Entries from a visual dataset
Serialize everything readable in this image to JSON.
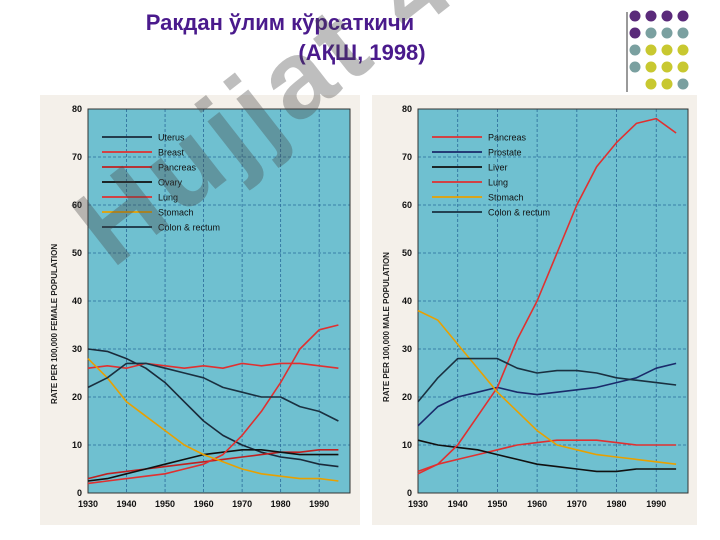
{
  "slide": {
    "title_line1": "Ракдан ўлим кўрсаткичи",
    "title_line2": "(АҚШ, 1998)",
    "watermark": "Hujjat 4",
    "colors": {
      "title": "#4a1a8c",
      "plot_bg": "#6fc0d0",
      "dot_purple": "#5a2a7a",
      "dot_teal": "#7aa0a0",
      "dot_yellow": "#c8c830"
    }
  },
  "chart_data": [
    {
      "type": "line",
      "ylabel": "RATE PER 100,000 FEMALE POPULATION",
      "ylim": [
        0,
        80
      ],
      "xlim": [
        1930,
        1998
      ],
      "yticks": [
        "0",
        "10",
        "20",
        "30",
        "40",
        "50",
        "60",
        "70",
        "80"
      ],
      "xticks": [
        "1930",
        "1940",
        "1950",
        "1960",
        "1970",
        "1980",
        "1990"
      ],
      "grid": true,
      "legend_position": "top-left",
      "series": [
        {
          "name": "Uterus",
          "color": "#1a2a3a",
          "x": [
            1930,
            1935,
            1940,
            1945,
            1950,
            1955,
            1960,
            1965,
            1970,
            1975,
            1980,
            1985,
            1990,
            1995
          ],
          "y": [
            30,
            29.5,
            28,
            26,
            23,
            19,
            15,
            12,
            10,
            8.5,
            7.5,
            7,
            6,
            5.5
          ]
        },
        {
          "name": "Breast",
          "color": "#e03030",
          "x": [
            1930,
            1935,
            1940,
            1945,
            1950,
            1955,
            1960,
            1965,
            1970,
            1975,
            1980,
            1985,
            1990,
            1995
          ],
          "y": [
            26,
            26.5,
            26,
            27,
            26.5,
            26,
            26.5,
            26,
            27,
            26.5,
            27,
            27,
            26.5,
            26
          ]
        },
        {
          "name": "Pancreas",
          "color": "#c02020",
          "x": [
            1930,
            1935,
            1940,
            1945,
            1950,
            1955,
            1960,
            1965,
            1970,
            1975,
            1980,
            1985,
            1990,
            1995
          ],
          "y": [
            3,
            4,
            4.5,
            5,
            5.5,
            6,
            6.5,
            7,
            7.5,
            8,
            8.5,
            8.5,
            9,
            9
          ]
        },
        {
          "name": "Ovary",
          "color": "#101010",
          "x": [
            1930,
            1935,
            1940,
            1945,
            1950,
            1955,
            1960,
            1965,
            1970,
            1975,
            1980,
            1985,
            1990,
            1995
          ],
          "y": [
            2.5,
            3,
            4,
            5,
            6,
            7,
            8,
            8.5,
            9,
            9,
            8.5,
            8,
            8,
            8
          ]
        },
        {
          "name": "Lung",
          "color": "#e03030",
          "x": [
            1930,
            1935,
            1940,
            1945,
            1950,
            1955,
            1960,
            1965,
            1970,
            1975,
            1980,
            1985,
            1990,
            1995
          ],
          "y": [
            2,
            2.5,
            3,
            3.5,
            4,
            5,
            6,
            8,
            12,
            17,
            23,
            30,
            34,
            35
          ]
        },
        {
          "name": "Stomach",
          "color": "#e8a000",
          "x": [
            1930,
            1935,
            1940,
            1945,
            1950,
            1955,
            1960,
            1965,
            1970,
            1975,
            1980,
            1985,
            1990,
            1995
          ],
          "y": [
            28,
            24,
            19,
            16,
            13,
            10,
            8,
            6.5,
            5,
            4,
            3.5,
            3,
            3,
            2.5
          ]
        },
        {
          "name": "Colon & rectum",
          "color": "#1a3040",
          "x": [
            1930,
            1935,
            1940,
            1945,
            1950,
            1955,
            1960,
            1965,
            1970,
            1975,
            1980,
            1985,
            1990,
            1995
          ],
          "y": [
            22,
            24,
            27,
            27,
            26,
            25,
            24,
            22,
            21,
            20,
            20,
            18,
            17,
            15
          ]
        }
      ]
    },
    {
      "type": "line",
      "ylabel": "RATE PER 100,000 MALE POPULATION",
      "ylim": [
        0,
        80
      ],
      "xlim": [
        1930,
        1998
      ],
      "yticks": [
        "0",
        "10",
        "20",
        "30",
        "40",
        "50",
        "60",
        "70",
        "80"
      ],
      "xticks": [
        "1930",
        "1940",
        "1950",
        "1960",
        "1970",
        "1980",
        "1990"
      ],
      "grid": true,
      "legend_position": "top-left",
      "series": [
        {
          "name": "Pancreas",
          "color": "#e03030",
          "x": [
            1930,
            1935,
            1940,
            1945,
            1950,
            1955,
            1960,
            1965,
            1970,
            1975,
            1980,
            1985,
            1990,
            1995
          ],
          "y": [
            4.5,
            6,
            7,
            8,
            9,
            10,
            10.5,
            11,
            11,
            11,
            10.5,
            10,
            10,
            10
          ]
        },
        {
          "name": "Prostate",
          "color": "#1a2a6a",
          "x": [
            1930,
            1935,
            1940,
            1945,
            1950,
            1955,
            1960,
            1965,
            1970,
            1975,
            1980,
            1985,
            1990,
            1995
          ],
          "y": [
            14,
            18,
            20,
            21,
            22,
            21,
            20.5,
            21,
            21.5,
            22,
            23,
            24,
            26,
            27
          ]
        },
        {
          "name": "Liver",
          "color": "#101010",
          "x": [
            1930,
            1935,
            1940,
            1945,
            1950,
            1955,
            1960,
            1965,
            1970,
            1975,
            1980,
            1985,
            1990,
            1995
          ],
          "y": [
            11,
            10,
            9.5,
            9,
            8,
            7,
            6,
            5.5,
            5,
            4.5,
            4.5,
            5,
            5,
            5
          ]
        },
        {
          "name": "Lung",
          "color": "#e03030",
          "x": [
            1930,
            1935,
            1940,
            1945,
            1950,
            1955,
            1960,
            1965,
            1970,
            1975,
            1980,
            1985,
            1990,
            1995
          ],
          "y": [
            4,
            6,
            10,
            16,
            22,
            32,
            40,
            50,
            60,
            68,
            73,
            77,
            78,
            75
          ]
        },
        {
          "name": "Stomach",
          "color": "#e8a000",
          "x": [
            1930,
            1935,
            1940,
            1945,
            1950,
            1955,
            1960,
            1965,
            1970,
            1975,
            1980,
            1985,
            1990,
            1995
          ],
          "y": [
            38,
            36,
            31,
            26,
            21,
            17,
            13,
            10,
            9,
            8,
            7.5,
            7,
            6.5,
            6
          ]
        },
        {
          "name": "Colon & rectum",
          "color": "#1a3040",
          "x": [
            1930,
            1935,
            1940,
            1945,
            1950,
            1955,
            1960,
            1965,
            1970,
            1975,
            1980,
            1985,
            1990,
            1995
          ],
          "y": [
            19,
            24,
            28,
            28,
            28,
            26,
            25,
            25.5,
            25.5,
            25,
            24,
            23.5,
            23,
            22.5
          ]
        }
      ]
    }
  ]
}
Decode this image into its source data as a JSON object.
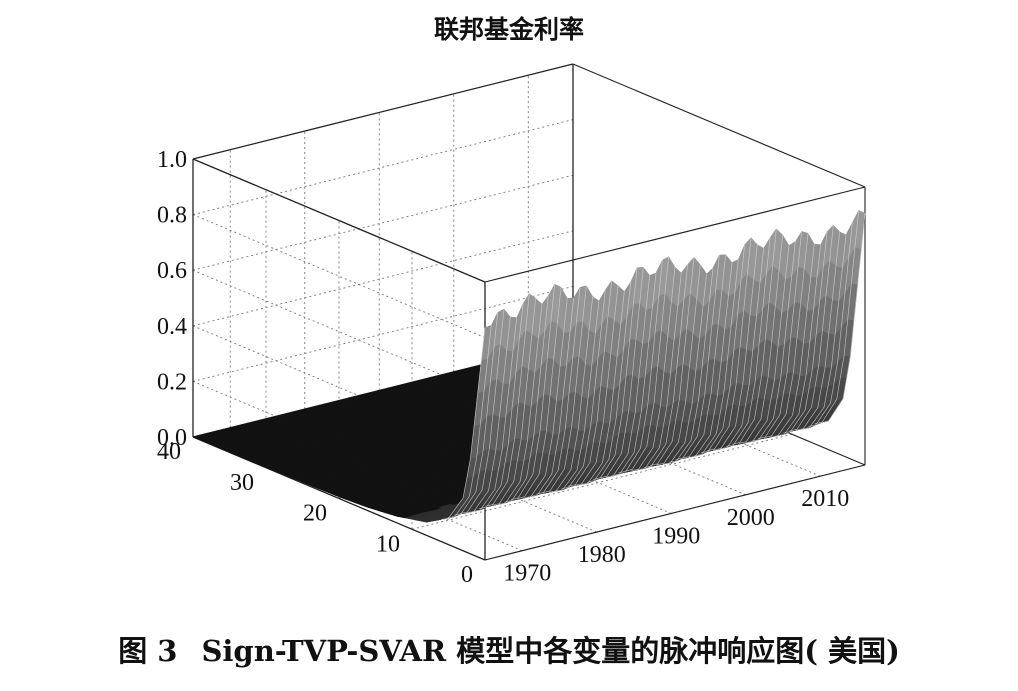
{
  "chart_data": {
    "type": "surface",
    "title": "联邦基金利率",
    "xlabel": "",
    "ylabel": "",
    "zlabel": "",
    "x_axis": {
      "ticks": [
        1970,
        1980,
        1990,
        2000,
        2010
      ],
      "range": [
        1965,
        2016
      ]
    },
    "y_axis": {
      "ticks": [
        0,
        10,
        20,
        30,
        40
      ],
      "range": [
        0,
        40
      ]
    },
    "z_axis": {
      "ticks": [
        "0.0",
        "0.2",
        "0.4",
        "0.6",
        "0.8",
        "1.0"
      ],
      "range": [
        0,
        1
      ]
    },
    "grid": true,
    "surface_profile": {
      "horizon": [
        0,
        1,
        2,
        3,
        5,
        8,
        12,
        16,
        20,
        25,
        30,
        35,
        40
      ],
      "response": [
        0.88,
        0.62,
        0.36,
        0.2,
        0.1,
        0.05,
        0.025,
        0.012,
        0.006,
        0.003,
        0.001,
        0.0,
        0.0
      ]
    }
  },
  "caption": {
    "figure_no": "图 3",
    "text": "Sign-TVP-SVAR 模型中各变量的脉冲响应图( 美国)"
  }
}
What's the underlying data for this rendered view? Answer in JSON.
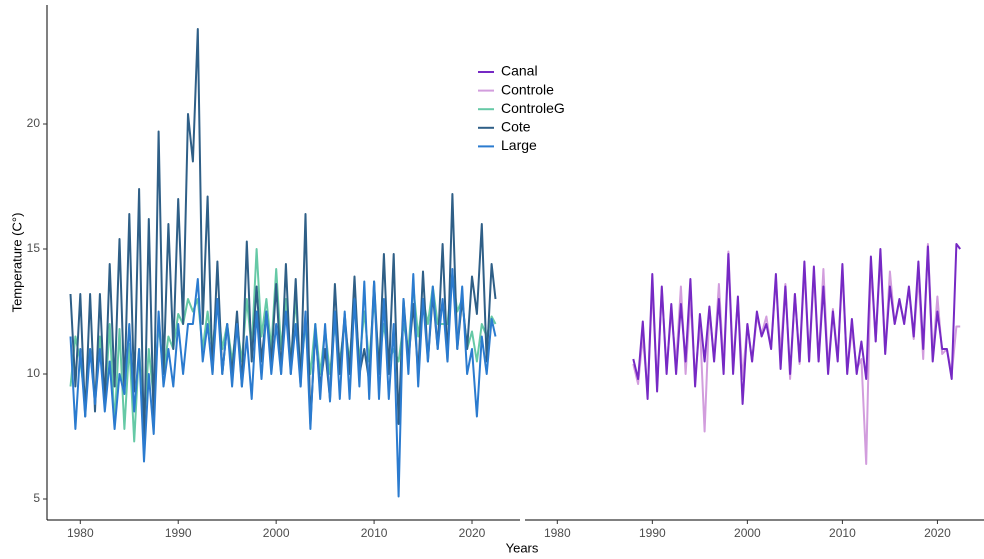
{
  "chart_data": [
    {
      "type": "line",
      "ylabel": "Temperature (C°)",
      "xlabel": "Years",
      "xlim": [
        1976.6,
        2024.9
      ],
      "ylim": [
        4.16,
        24.76
      ],
      "xticks": [
        1980,
        1990,
        2000,
        2010,
        2020
      ],
      "yticks": [
        5,
        10,
        15,
        20
      ],
      "x": [
        1979,
        1979.5,
        1980,
        1980.5,
        1981,
        1981.5,
        1982,
        1982.5,
        1983,
        1983.5,
        1984,
        1984.5,
        1985,
        1985.5,
        1986,
        1986.5,
        1987,
        1987.5,
        1988,
        1988.5,
        1989,
        1989.5,
        1990,
        1990.5,
        1991,
        1991.5,
        1992,
        1992.5,
        1993,
        1993.5,
        1994,
        1994.5,
        1995,
        1995.5,
        1996,
        1996.5,
        1997,
        1997.5,
        1998,
        1998.5,
        1999,
        1999.5,
        2000,
        2000.5,
        2001,
        2001.5,
        2002,
        2002.5,
        2003,
        2003.5,
        2004,
        2004.5,
        2005,
        2005.5,
        2006,
        2006.5,
        2007,
        2007.5,
        2008,
        2008.5,
        2009,
        2009.5,
        2010,
        2010.5,
        2011,
        2011.5,
        2012,
        2012.5,
        2013,
        2013.5,
        2014,
        2014.5,
        2015,
        2015.5,
        2016,
        2016.5,
        2017,
        2017.5,
        2018,
        2018.5,
        2019,
        2019.5,
        2020,
        2020.5,
        2021,
        2021.5,
        2022,
        2022.4
      ],
      "series": [
        {
          "name": "ControleG",
          "color": "#66c9a6",
          "values": [
            9.5,
            11.5,
            10.5,
            9,
            11,
            9,
            11.5,
            8.7,
            12,
            8,
            11.8,
            7.8,
            11.2,
            7.3,
            11,
            8,
            11,
            9,
            12,
            10,
            11.5,
            11,
            12.4,
            12,
            13,
            12.5,
            13,
            11,
            12.5,
            11,
            13,
            11,
            12,
            10.5,
            12,
            10.5,
            13,
            11,
            15,
            11.5,
            13,
            11,
            14.2,
            11,
            13,
            10.5,
            13,
            10,
            12,
            10,
            12,
            10,
            11.8,
            10,
            12,
            10.5,
            12,
            10.5,
            13,
            10.5,
            12.5,
            10.5,
            13,
            10.5,
            12,
            10.5,
            11,
            10.5,
            12,
            11,
            13.5,
            11.5,
            13,
            12,
            13.5,
            12,
            12,
            12,
            14,
            12.5,
            13,
            11,
            11.7,
            10.5,
            12,
            11.5,
            12.3,
            12
          ]
        },
        {
          "name": "Cote",
          "color": "#2f5f87",
          "values": [
            13.2,
            9.5,
            13.2,
            8.3,
            13.2,
            8.5,
            13.2,
            8.8,
            14.4,
            9.5,
            15.4,
            9.3,
            16.4,
            9.3,
            17.4,
            7,
            16.2,
            8,
            19.7,
            10,
            16,
            11,
            17,
            12,
            20.4,
            18.5,
            23.8,
            12,
            17.1,
            10,
            14.5,
            10,
            12,
            10,
            12.5,
            9.5,
            15.3,
            10.5,
            13.5,
            10.5,
            12.5,
            10.5,
            13.6,
            10,
            14.4,
            10,
            13.8,
            9.5,
            16.4,
            8,
            11.7,
            9.5,
            11,
            9,
            13.6,
            10,
            12.4,
            10,
            13.9,
            10,
            11,
            9.7,
            13.7,
            10,
            14.8,
            10,
            14.8,
            8,
            13,
            10.5,
            12.8,
            10,
            14.1,
            10.5,
            13.2,
            11,
            15.2,
            10.5,
            17.2,
            11,
            13,
            11,
            13.9,
            12.4,
            16,
            10.5,
            14.4,
            13
          ]
        },
        {
          "name": "Large",
          "color": "#2b7bcf",
          "values": [
            11.5,
            7.8,
            11,
            8.3,
            11,
            8.8,
            11,
            8.5,
            10.5,
            7.8,
            10,
            9.2,
            12,
            8.5,
            11,
            6.5,
            10,
            7.6,
            12.5,
            9.5,
            11,
            9.5,
            12,
            10,
            12,
            12,
            13.8,
            10.5,
            12,
            10,
            13,
            10,
            12,
            9.5,
            12,
            9.5,
            11.5,
            9,
            12.5,
            9.8,
            12.5,
            10,
            12,
            10,
            12.5,
            10,
            12,
            9.5,
            12.5,
            7.8,
            12,
            9,
            12,
            8.9,
            12.5,
            9,
            12.5,
            9,
            13,
            9.5,
            13.7,
            9,
            13.7,
            9,
            13,
            9,
            12,
            5.1,
            13,
            10,
            14,
            9.5,
            13,
            10.5,
            13.5,
            11,
            13,
            10.5,
            14.2,
            11,
            13.5,
            10,
            11,
            8.3,
            11.5,
            10,
            12.2,
            11.5
          ]
        }
      ]
    },
    {
      "type": "line",
      "xlim": [
        1976.6,
        2024.9
      ],
      "ylim": [
        4.16,
        24.76
      ],
      "xticks": [
        1980,
        1990,
        2000,
        2010,
        2020
      ],
      "x": [
        1988,
        1988.5,
        1989,
        1989.5,
        1990,
        1990.5,
        1991,
        1991.5,
        1992,
        1992.5,
        1993,
        1993.5,
        1994,
        1994.5,
        1995,
        1995.5,
        1996,
        1996.5,
        1997,
        1997.5,
        1998,
        1998.5,
        1999,
        1999.5,
        2000,
        2000.5,
        2001,
        2001.5,
        2002,
        2002.5,
        2003,
        2003.5,
        2004,
        2004.5,
        2005,
        2005.5,
        2006,
        2006.5,
        2007,
        2007.5,
        2008,
        2008.5,
        2009,
        2009.5,
        2010,
        2010.5,
        2011,
        2011.5,
        2012,
        2012.5,
        2013,
        2013.5,
        2014,
        2014.5,
        2015,
        2015.5,
        2016,
        2016.5,
        2017,
        2017.5,
        2018,
        2018.5,
        2019,
        2019.5,
        2020,
        2020.5,
        2021,
        2021.5,
        2022,
        2022.4
      ],
      "series": [
        {
          "name": "Controle",
          "color": "#d29ddd",
          "values": [
            10.4,
            9.6,
            11.5,
            9.3,
            13.5,
            9.5,
            13.4,
            10.2,
            12.5,
            10.4,
            13.5,
            10,
            13,
            9.8,
            12,
            7.7,
            12.6,
            10.6,
            13.6,
            10.3,
            14.9,
            10.4,
            13,
            9.8,
            12,
            10.5,
            12.3,
            11.6,
            12.3,
            11,
            13.8,
            10.8,
            13.6,
            9.8,
            13.2,
            10.4,
            14.2,
            10.5,
            14,
            10.5,
            14.2,
            10.2,
            12.6,
            10.6,
            14.1,
            10.1,
            11.8,
            10.2,
            10.6,
            6.4,
            14.4,
            11.3,
            14.7,
            10.9,
            14.1,
            12,
            12.9,
            12.1,
            13.4,
            11.4,
            13.9,
            10.6,
            15.2,
            10.7,
            13.1,
            10.8,
            11,
            10,
            11.9,
            11.9
          ]
        },
        {
          "name": "Canal",
          "color": "#7629c4",
          "values": [
            10.6,
            9.8,
            12.1,
            9,
            14,
            9.3,
            13.5,
            10,
            12.8,
            10,
            12.8,
            10.5,
            13.8,
            9.5,
            12.4,
            10.5,
            12.7,
            10.5,
            13,
            10,
            14.8,
            10,
            13.1,
            8.8,
            12,
            10.5,
            12.5,
            11.5,
            12,
            11,
            14,
            10.2,
            13.5,
            10,
            13.2,
            10.5,
            14.5,
            10.5,
            14.3,
            10.5,
            13.5,
            10,
            12.5,
            10.5,
            14.4,
            10,
            12.2,
            10,
            11.3,
            9.8,
            14.7,
            11.3,
            15,
            10.8,
            13.5,
            12,
            13,
            12,
            13.5,
            11.5,
            14.5,
            11,
            15.1,
            10.5,
            12.5,
            11,
            11,
            9.8,
            15.2,
            15
          ]
        }
      ]
    }
  ]
}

* **TASK PROMPT**
Find the lines containing "this" and pull them out.

* **OUTPUT**
Serialize everything readable in this image to JSON.
Decode this image into its source data as a JSON object.
What's the underlying data for this rendered view? Answer in JSON.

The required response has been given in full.